[Dataset items]
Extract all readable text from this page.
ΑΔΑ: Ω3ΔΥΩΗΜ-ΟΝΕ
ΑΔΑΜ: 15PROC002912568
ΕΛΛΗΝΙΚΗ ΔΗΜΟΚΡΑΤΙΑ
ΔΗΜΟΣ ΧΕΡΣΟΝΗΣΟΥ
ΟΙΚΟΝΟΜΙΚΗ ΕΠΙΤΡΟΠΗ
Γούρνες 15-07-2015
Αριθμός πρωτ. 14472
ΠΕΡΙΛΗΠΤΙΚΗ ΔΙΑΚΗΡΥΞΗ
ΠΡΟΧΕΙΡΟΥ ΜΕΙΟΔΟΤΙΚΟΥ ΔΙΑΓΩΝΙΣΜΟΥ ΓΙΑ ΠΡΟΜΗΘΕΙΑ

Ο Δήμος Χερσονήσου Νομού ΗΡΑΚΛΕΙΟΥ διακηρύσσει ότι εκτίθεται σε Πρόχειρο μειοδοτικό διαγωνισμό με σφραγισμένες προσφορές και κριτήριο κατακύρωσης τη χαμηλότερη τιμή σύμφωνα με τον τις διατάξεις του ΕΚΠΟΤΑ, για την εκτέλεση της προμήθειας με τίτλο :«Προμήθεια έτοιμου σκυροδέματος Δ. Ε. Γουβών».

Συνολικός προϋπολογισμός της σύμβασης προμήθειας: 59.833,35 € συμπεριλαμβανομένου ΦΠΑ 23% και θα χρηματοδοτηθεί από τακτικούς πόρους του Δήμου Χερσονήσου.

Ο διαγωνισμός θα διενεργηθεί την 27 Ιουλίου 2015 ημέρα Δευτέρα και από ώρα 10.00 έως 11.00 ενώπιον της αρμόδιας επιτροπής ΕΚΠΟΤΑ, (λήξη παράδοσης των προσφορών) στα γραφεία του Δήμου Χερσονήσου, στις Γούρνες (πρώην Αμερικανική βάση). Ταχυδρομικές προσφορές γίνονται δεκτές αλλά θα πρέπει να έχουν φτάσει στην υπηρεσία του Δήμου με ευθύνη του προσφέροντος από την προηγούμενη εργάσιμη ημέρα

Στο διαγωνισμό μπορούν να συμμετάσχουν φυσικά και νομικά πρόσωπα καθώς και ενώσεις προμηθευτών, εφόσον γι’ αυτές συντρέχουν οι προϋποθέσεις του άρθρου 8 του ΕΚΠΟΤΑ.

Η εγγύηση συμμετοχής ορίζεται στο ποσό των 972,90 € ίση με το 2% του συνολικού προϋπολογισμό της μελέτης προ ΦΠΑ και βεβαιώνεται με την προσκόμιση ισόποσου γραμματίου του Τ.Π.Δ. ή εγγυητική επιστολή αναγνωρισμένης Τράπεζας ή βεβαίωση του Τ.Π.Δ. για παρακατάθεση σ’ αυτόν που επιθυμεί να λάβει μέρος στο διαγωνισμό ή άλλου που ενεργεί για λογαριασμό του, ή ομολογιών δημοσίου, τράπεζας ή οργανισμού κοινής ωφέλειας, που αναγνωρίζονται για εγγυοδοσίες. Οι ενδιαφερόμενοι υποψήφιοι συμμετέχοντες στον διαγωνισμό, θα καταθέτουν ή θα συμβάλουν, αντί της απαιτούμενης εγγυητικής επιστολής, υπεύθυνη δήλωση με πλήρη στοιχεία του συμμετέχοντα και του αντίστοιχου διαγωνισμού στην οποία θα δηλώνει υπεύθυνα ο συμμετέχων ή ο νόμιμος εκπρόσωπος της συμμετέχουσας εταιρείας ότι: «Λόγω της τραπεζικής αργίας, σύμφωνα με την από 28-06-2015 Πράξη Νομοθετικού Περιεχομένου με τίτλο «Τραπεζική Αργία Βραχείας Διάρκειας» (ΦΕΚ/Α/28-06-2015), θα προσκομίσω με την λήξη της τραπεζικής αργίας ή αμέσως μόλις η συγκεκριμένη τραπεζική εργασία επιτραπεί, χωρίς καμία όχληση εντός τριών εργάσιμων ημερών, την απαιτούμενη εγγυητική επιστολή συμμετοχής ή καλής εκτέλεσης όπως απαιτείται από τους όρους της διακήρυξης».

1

WRITTEN PROBLEM: Look through the data and gather every line with the string "Δήμου" in it.

RESULT OF THIS EXERCISE:
Συνολικός προϋπολογισμός της σύμβασης προμήθειας: 59.833,35 € συμπεριλαμβανομένου ΦΠΑ 23% και θα χρηματοδοτηθεί από τακτικούς πόρους του Δήμου Χερσονήσου.
Ο διαγωνισμός θα διενεργηθεί την 27 Ιουλίου 2015 ημέρα Δευτέρα και από ώρα 10.00 έως 11.00 ενώπιον της αρμόδιας επιτροπής ΕΚΠΟΤΑ, (λήξη παράδοσης των προσφορών) στα γραφεία του Δήμου Χερσονήσου, στις Γούρνες (πρώην Αμερικανική βάση). Ταχυδρομικές προσφορές γίνονται δεκτές αλλά θα πρέπει να έχουν φτάσει στην υπηρεσία του Δήμου με ευθύνη του προσφέροντος από την προηγούμενη εργάσιμη ημέρα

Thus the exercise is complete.